SELECTION –
++++++++++++++++++++
Submitted by Quinn, of www.readingroomcle.org

Quinn is a bookseller at The Reading Room CLE. She is a dedicated reader, and she almost never gives up on finishing a book. She has looked at every word on every page of Infinite Jest, in order; she has read, understood, and written essays discussing both Atlas Shrugged and The Fountainhead even though she finds Ayn Rand both personally and philosophically repulsive; she has read and enjoyed Alfred North Whitehead’s essays on process theology. But these books broke her.

Reader Advisory is a series in which community and business leaders and our staff offer their top 5 books on any topic. To contribute, e-mail [email protected].

When Marnie Was There by Joan G Robinson

I tried to read this book multiple times as a child and finally gave up. It was terrible. Awful. No-good. Very bad. One of my best friends was named Marnie, which in my child-mind meant I should enjoy the book, but I was deeply offended by the character, who I hated, stealing my friend’s name. I loathed this book. I tried over and over to finish it and finally gave up.
++++++++++++++++++++
RECORD EXCERPTS –
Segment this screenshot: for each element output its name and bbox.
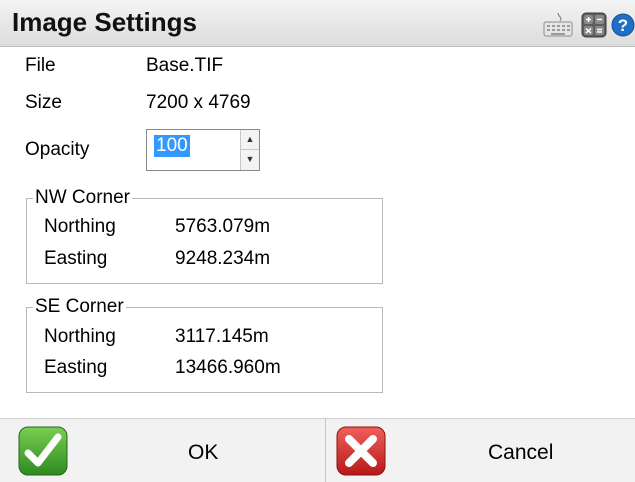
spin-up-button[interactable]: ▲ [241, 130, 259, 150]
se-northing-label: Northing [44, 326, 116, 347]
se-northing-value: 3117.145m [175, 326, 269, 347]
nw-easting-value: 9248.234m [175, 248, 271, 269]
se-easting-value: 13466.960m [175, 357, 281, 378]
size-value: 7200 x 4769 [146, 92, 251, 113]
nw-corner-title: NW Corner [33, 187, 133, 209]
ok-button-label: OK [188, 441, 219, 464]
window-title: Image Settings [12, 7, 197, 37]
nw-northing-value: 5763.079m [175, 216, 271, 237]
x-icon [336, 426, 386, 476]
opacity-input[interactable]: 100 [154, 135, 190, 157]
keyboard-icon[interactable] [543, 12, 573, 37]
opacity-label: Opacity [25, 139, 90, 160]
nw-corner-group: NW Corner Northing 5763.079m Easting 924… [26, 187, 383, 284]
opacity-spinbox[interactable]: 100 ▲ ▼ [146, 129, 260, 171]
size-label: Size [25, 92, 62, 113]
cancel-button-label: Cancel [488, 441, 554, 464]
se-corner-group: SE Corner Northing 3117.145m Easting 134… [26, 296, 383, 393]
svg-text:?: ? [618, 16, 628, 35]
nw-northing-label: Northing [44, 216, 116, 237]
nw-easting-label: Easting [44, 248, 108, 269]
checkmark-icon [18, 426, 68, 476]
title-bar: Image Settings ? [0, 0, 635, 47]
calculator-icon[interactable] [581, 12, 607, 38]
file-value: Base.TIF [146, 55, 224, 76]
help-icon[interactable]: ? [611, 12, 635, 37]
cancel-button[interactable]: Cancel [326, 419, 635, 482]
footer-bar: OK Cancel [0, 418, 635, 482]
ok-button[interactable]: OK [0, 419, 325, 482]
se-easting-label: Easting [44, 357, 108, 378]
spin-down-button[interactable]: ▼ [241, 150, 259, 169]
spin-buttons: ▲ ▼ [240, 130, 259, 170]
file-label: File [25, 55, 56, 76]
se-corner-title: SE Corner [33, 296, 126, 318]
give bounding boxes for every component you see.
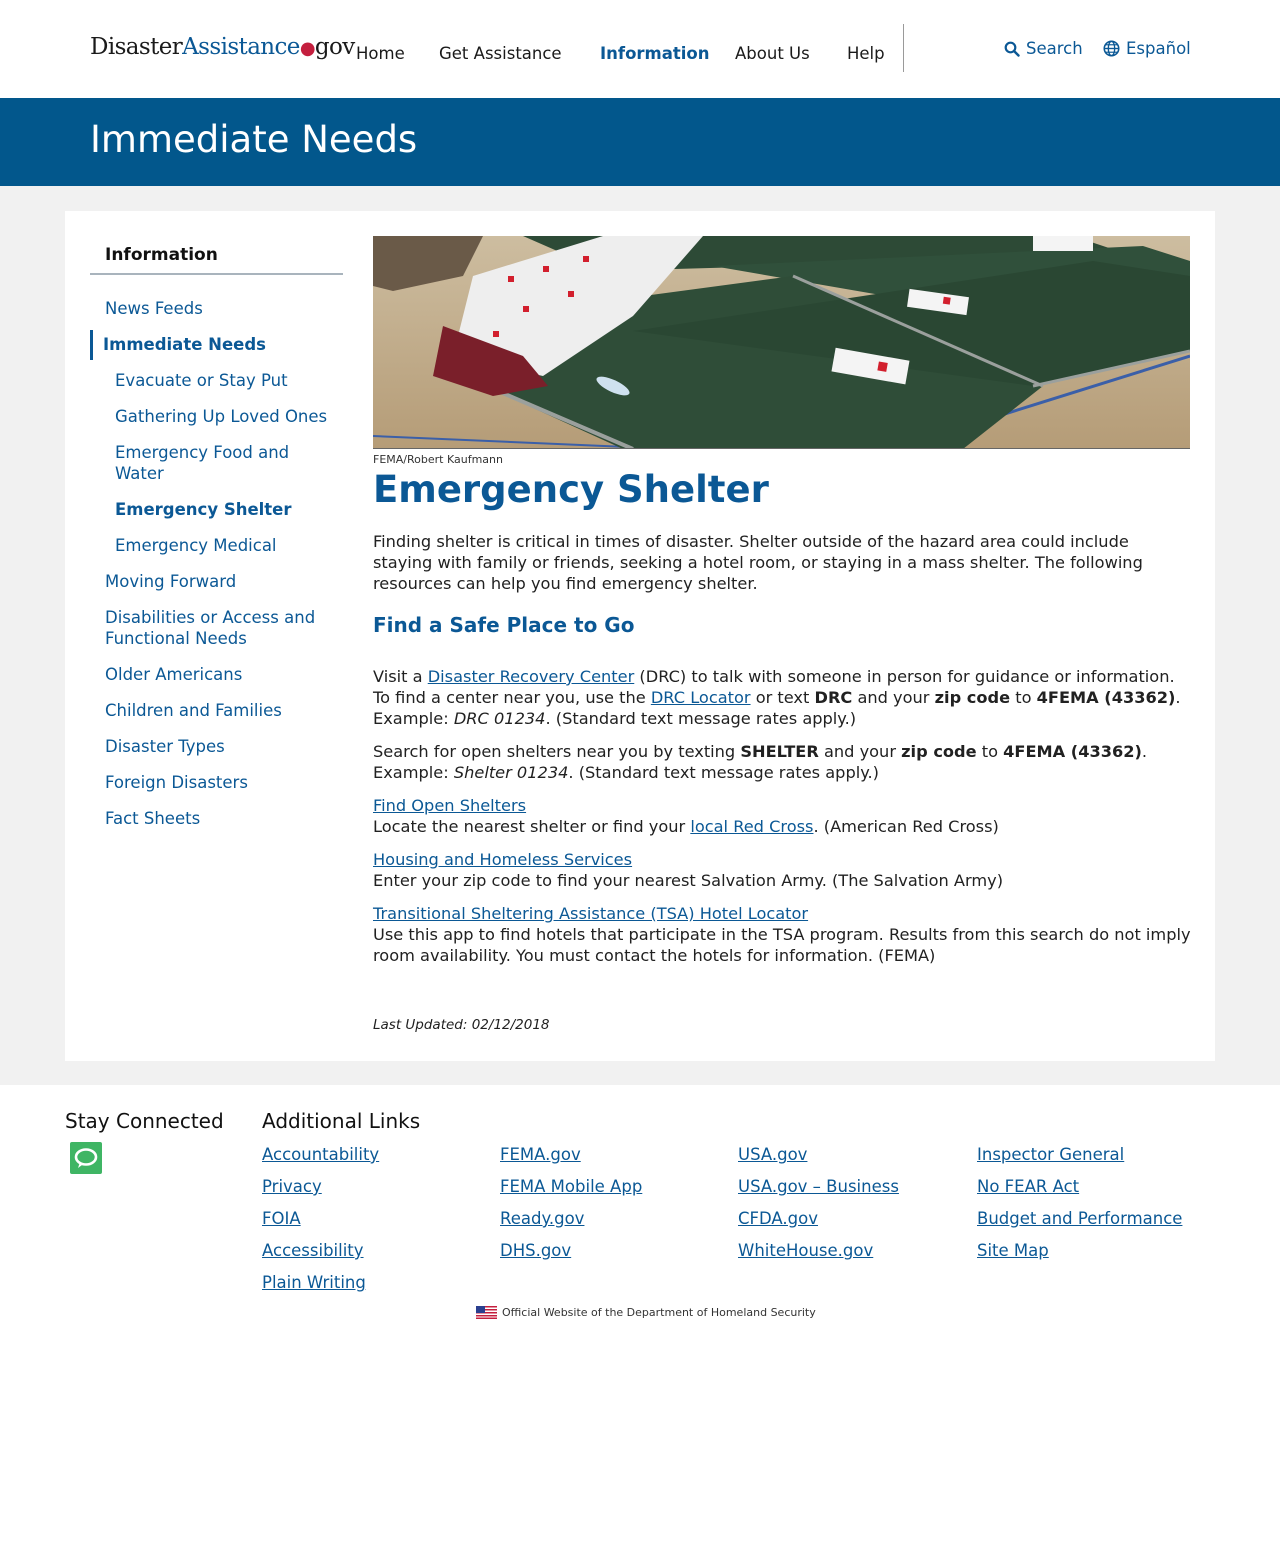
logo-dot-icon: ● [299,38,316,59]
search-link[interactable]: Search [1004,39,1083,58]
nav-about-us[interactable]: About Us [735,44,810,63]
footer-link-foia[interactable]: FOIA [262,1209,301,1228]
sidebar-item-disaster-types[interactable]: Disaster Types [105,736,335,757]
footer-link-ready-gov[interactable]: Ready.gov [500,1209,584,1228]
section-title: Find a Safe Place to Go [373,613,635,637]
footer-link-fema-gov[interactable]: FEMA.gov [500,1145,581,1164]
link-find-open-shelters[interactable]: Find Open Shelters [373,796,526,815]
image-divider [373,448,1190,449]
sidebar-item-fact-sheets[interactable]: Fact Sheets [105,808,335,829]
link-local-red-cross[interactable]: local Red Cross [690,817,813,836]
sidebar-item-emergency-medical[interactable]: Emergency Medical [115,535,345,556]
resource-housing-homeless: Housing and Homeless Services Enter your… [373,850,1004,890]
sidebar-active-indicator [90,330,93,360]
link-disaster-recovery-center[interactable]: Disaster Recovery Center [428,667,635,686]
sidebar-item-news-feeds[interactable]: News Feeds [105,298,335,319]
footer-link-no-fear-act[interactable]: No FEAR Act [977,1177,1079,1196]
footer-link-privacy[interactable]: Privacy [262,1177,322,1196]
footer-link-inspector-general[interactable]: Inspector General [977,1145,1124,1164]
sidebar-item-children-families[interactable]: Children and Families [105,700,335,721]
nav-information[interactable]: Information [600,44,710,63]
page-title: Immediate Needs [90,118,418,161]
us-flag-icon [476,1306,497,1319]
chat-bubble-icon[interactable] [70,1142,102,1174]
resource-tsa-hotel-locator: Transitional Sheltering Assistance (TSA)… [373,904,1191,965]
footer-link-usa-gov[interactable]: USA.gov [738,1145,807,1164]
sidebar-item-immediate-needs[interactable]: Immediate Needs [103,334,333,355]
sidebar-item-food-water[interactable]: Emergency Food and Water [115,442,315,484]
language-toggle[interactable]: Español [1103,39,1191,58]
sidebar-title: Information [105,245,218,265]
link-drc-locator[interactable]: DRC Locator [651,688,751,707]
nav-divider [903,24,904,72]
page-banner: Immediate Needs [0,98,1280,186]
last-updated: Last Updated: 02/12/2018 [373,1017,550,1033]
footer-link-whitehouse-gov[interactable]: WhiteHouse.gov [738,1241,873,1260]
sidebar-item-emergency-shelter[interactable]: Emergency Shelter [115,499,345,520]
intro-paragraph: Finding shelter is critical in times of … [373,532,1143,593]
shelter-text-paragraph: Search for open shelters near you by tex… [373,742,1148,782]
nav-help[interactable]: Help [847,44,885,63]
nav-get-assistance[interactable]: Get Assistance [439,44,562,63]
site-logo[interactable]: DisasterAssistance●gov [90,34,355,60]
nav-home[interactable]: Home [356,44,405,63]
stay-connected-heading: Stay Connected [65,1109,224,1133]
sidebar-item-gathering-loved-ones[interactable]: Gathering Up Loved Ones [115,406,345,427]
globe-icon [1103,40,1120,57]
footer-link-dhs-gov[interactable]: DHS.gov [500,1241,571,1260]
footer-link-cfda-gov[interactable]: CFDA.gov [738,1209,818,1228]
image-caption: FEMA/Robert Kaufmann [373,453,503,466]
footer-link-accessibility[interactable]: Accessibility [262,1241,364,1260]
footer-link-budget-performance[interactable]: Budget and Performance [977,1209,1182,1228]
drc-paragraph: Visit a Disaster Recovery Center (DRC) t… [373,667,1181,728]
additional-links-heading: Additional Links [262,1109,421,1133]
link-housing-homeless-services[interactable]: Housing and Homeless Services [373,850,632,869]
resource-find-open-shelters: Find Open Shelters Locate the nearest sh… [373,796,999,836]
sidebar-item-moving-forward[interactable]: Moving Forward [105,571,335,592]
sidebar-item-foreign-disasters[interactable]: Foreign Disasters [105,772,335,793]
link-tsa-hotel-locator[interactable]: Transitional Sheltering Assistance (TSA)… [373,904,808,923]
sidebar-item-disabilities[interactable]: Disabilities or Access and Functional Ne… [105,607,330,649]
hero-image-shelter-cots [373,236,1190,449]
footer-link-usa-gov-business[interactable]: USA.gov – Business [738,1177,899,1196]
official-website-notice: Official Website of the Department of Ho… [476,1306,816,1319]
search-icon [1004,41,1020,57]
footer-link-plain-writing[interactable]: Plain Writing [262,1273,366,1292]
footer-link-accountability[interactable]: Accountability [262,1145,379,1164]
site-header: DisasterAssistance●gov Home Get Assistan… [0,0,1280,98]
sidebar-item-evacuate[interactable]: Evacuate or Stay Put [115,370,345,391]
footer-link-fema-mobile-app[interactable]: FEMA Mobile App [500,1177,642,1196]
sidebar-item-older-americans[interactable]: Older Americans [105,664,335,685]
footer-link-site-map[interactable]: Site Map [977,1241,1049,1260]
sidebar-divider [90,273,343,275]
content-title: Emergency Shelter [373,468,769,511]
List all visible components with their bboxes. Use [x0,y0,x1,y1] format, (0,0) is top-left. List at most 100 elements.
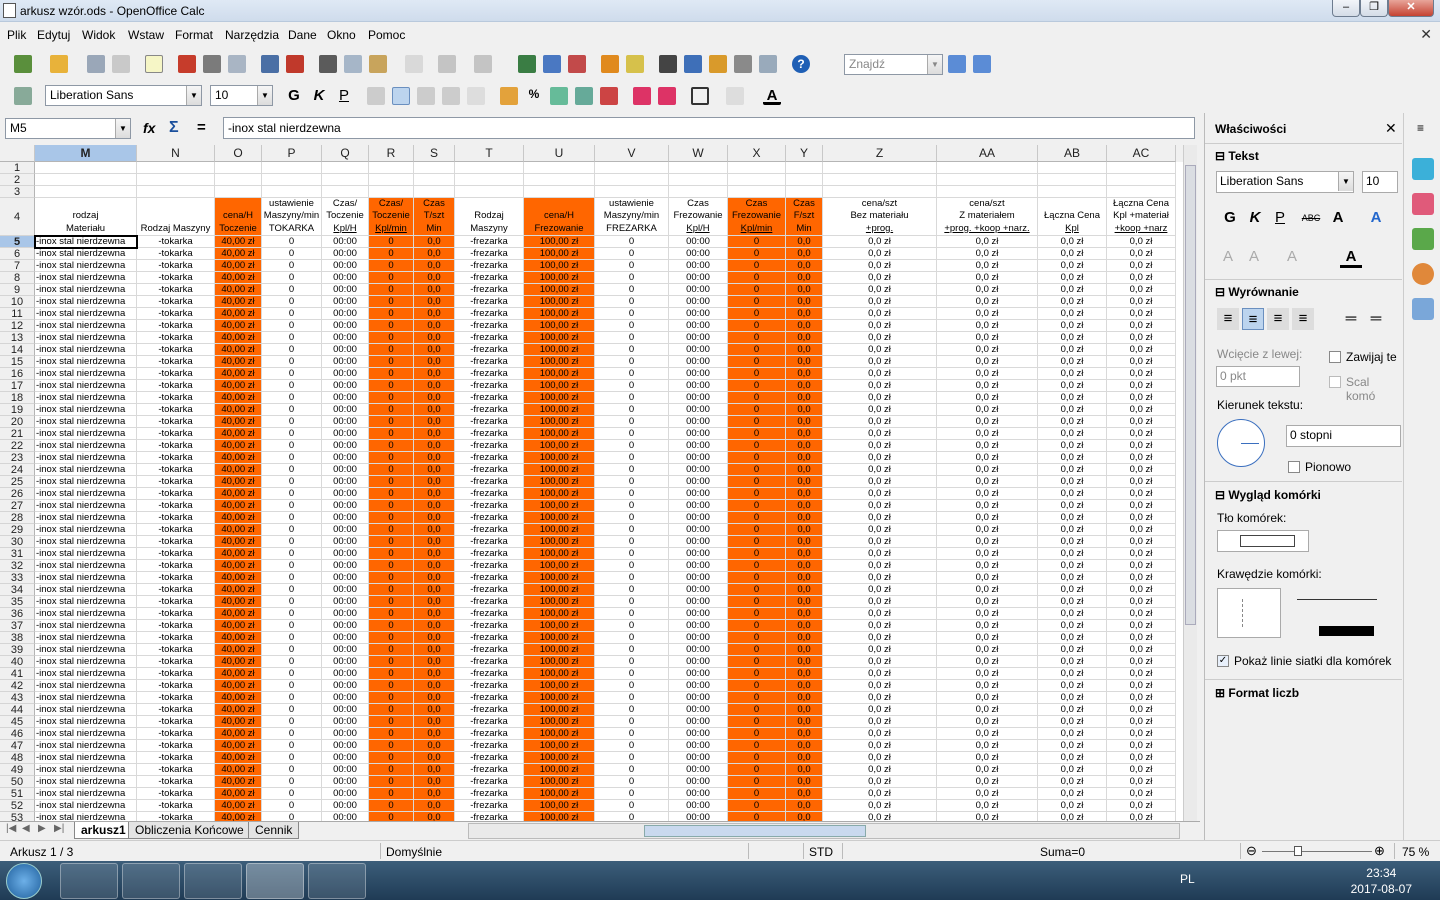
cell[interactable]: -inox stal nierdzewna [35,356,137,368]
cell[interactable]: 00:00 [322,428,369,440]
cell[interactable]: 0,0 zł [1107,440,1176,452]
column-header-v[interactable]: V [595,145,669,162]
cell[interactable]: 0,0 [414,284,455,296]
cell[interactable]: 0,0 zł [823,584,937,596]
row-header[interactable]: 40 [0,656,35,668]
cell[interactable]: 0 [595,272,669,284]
++++++++++++++++++++
THINGS TO DO –
a – Answer these from the Reader Advisory post:
(i) Where does Quinn work as a bookseller?
(ii) How many books do contributors to the Reader Advisory series offer on a topic?
(iii) Who wrote When Marnie Was There?
b – Extract the part of the Reader Advisory post starting with "Submitted by Quinn, of" and going on through "books broke her.".
The material has no connection to the Reader Advisory post.

SOLUTIONS TO EACH TASK –
a –
(i) The Reading Room CLE
(ii) Five
(iii) Joan G Robinson

b –
Submitted by Quinn, of www.readingroomcle.org

Quinn is a bookseller at The Reading Room CLE. She is a dedicated reader, and she almost never gives up on finishing a book. She has looked at every word on every page of Infinite Jest, in order; she has read, understood, and written essays discussing both Atlas Shrugged and The Fountainhead even though she finds Ayn Rand both personally and philosophically repulsive; she has read and enjoyed Alfred North Whitehead’s essays on process theology. But these books broke her.